EXERCISE GOAL.
Read the data and repeat all of it exactly.

:: GIVEN DATA ::

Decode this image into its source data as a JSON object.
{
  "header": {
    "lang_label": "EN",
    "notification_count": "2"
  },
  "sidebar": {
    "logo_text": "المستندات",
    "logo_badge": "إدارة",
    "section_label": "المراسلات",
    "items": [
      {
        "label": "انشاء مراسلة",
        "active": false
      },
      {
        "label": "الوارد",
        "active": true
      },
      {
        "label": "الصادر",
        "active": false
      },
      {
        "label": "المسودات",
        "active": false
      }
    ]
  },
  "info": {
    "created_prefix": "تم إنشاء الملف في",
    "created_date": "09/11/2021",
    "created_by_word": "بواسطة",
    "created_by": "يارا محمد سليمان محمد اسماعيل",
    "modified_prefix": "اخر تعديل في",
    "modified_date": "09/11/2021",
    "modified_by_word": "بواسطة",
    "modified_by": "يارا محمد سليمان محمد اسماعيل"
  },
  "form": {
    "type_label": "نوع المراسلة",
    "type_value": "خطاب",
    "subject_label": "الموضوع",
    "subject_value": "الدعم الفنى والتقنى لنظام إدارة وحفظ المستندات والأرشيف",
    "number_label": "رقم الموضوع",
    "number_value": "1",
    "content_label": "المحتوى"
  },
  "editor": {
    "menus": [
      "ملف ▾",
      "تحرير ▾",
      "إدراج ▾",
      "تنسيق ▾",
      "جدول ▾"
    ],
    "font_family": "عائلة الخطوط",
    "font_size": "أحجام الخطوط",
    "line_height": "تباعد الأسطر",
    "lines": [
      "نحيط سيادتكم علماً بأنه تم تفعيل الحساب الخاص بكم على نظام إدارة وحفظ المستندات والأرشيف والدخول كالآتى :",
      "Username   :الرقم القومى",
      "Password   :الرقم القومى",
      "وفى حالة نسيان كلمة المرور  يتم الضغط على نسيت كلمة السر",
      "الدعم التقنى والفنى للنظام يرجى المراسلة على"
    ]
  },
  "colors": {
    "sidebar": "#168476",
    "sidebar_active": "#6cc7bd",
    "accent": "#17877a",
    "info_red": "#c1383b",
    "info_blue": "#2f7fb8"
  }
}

:::

EXERCISE ANSWER.
Decode this image into its source data as a JSON object.
{
  "header": {
    "lang_label": "EN",
    "notification_count": "2"
  },
  "sidebar": {
    "logo_text": "المستندات",
    "logo_badge": "إدارة",
    "section_label": "المراسلات",
    "items": [
      {
        "label": "انشاء مراسلة",
        "active": false
      },
      {
        "label": "الوارد",
        "active": true
      },
      {
        "label": "الصادر",
        "active": false
      },
      {
        "label": "المسودات",
        "active": false
      }
    ]
  },
  "info": {
    "created_prefix": "تم إنشاء الملف في",
    "created_date": "09/11/2021",
    "created_by_word": "بواسطة",
    "created_by": "يارا محمد سليمان محمد اسماعيل",
    "modified_prefix": "اخر تعديل في",
    "modified_date": "09/11/2021",
    "modified_by_word": "بواسطة",
    "modified_by": "يارا محمد سليمان محمد اسماعيل"
  },
  "form": {
    "type_label": "نوع المراسلة",
    "type_value": "خطاب",
    "subject_label": "الموضوع",
    "subject_value": "الدعم الفنى والتقنى لنظام إدارة وحفظ المستندات والأرشيف",
    "number_label": "رقم الموضوع",
    "number_value": "1",
    "content_label": "المحتوى"
  },
  "editor": {
    "menus": [
      "ملف ▾",
      "تحرير ▾",
      "إدراج ▾",
      "تنسيق ▾",
      "جدول ▾"
    ],
    "font_family": "عائلة الخطوط",
    "font_size": "أحجام الخطوط",
    "line_height": "تباعد الأسطر",
    "lines": [
      "نحيط سيادتكم علماً بأنه تم تفعيل الحساب الخاص بكم على نظام إدارة وحفظ المستندات والأرشيف والدخول كالآتى :",
      "Username   :الرقم القومى",
      "Password   :الرقم القومى",
      "وفى حالة نسيان كلمة المرور  يتم الضغط على نسيت كلمة السر",
      "الدعم التقنى والفنى للنظام يرجى المراسلة على"
    ]
  },
  "colors": {
    "sidebar": "#168476",
    "sidebar_active": "#6cc7bd",
    "accent": "#17877a",
    "info_red": "#c1383b",
    "info_blue": "#2f7fb8"
  }
}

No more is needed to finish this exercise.